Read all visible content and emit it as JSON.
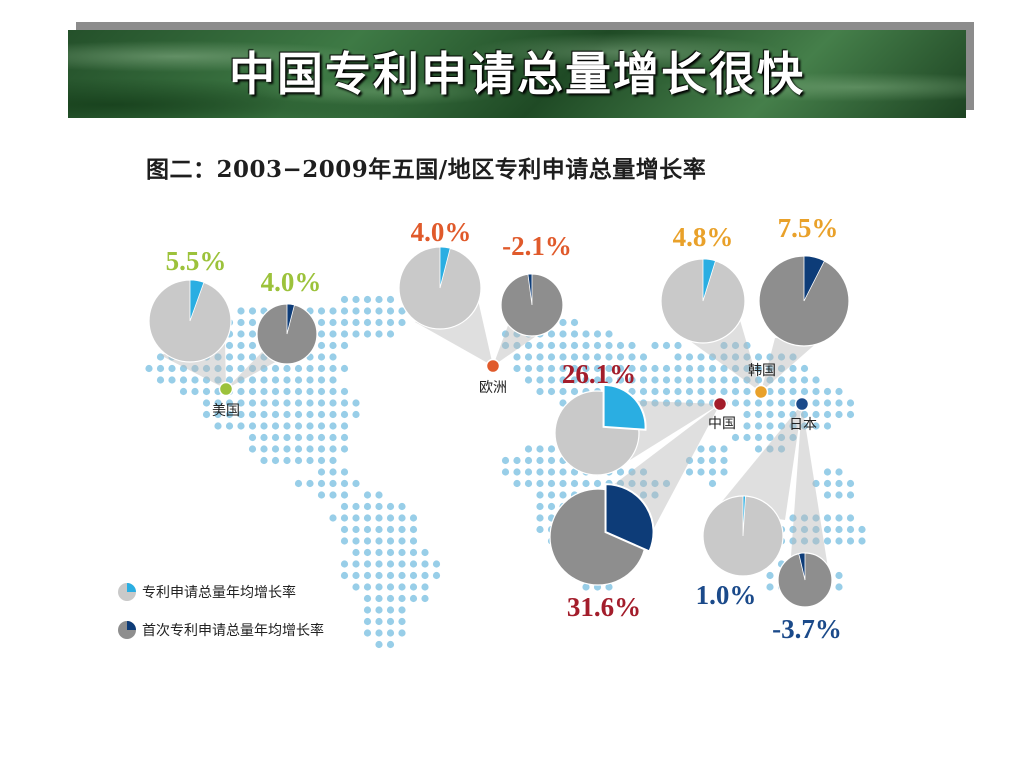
{
  "slide": {
    "banner_title": "中国专利申请总量增长很快",
    "figure_title": "图二：2003−2009年五国/地区专利申请总量增长率"
  },
  "colors": {
    "dot": "#86c5e4",
    "pie_light": "#c9c9c9",
    "pie_dark": "#8e8e8e",
    "slice_total": "#2aaee2",
    "slice_first": "#0d3c78",
    "us_label": "#9cc23b",
    "europe_label": "#e05a2b",
    "korea_label": "#e9a12a",
    "china_label": "#a31d2b",
    "japan_label": "#1b4a8a"
  },
  "chart_data": {
    "type": "pie",
    "title": "图二：2003−2009年五国/地区专利申请总量增长率",
    "legend": [
      "专利申请总量年均增长率",
      "首次专利申请总量年均增长率"
    ],
    "legend_placement": "bottom-left",
    "series": [
      {
        "name": "专利申请总量年均增长率",
        "values": [
          5.5,
          4.0,
          4.8,
          26.1,
          1.0
        ]
      },
      {
        "name": "首次专利申请总量年均增长率",
        "values": [
          4.0,
          -2.1,
          7.5,
          31.6,
          -3.7
        ]
      }
    ],
    "categories": [
      "美国",
      "欧洲",
      "韩国",
      "中国",
      "日本"
    ],
    "regions": [
      {
        "name": "美国",
        "total_label": "5.5%",
        "first_label": "4.0%",
        "total": 5.5,
        "first": 4.0
      },
      {
        "name": "欧洲",
        "total_label": "4.0%",
        "first_label": "-2.1%",
        "total": 4.0,
        "first": -2.1
      },
      {
        "name": "韩国",
        "total_label": "4.8%",
        "first_label": "7.5%",
        "total": 4.8,
        "first": 7.5
      },
      {
        "name": "中国",
        "total_label": "26.1%",
        "first_label": "31.6%",
        "total": 26.1,
        "first": 31.6
      },
      {
        "name": "日本",
        "total_label": "1.0%",
        "first_label": "-3.7%",
        "total": 1.0,
        "first": -3.7
      }
    ]
  }
}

— Set problem —
In the entries above, find lines with "地区专利申请总量增长率" and copy each.

— Problem solution —
    "figure_title": "图二：2003−2009年五国/地区专利申请总量增长率"
    "title": "图二：2003−2009年五国/地区专利申请总量增长率",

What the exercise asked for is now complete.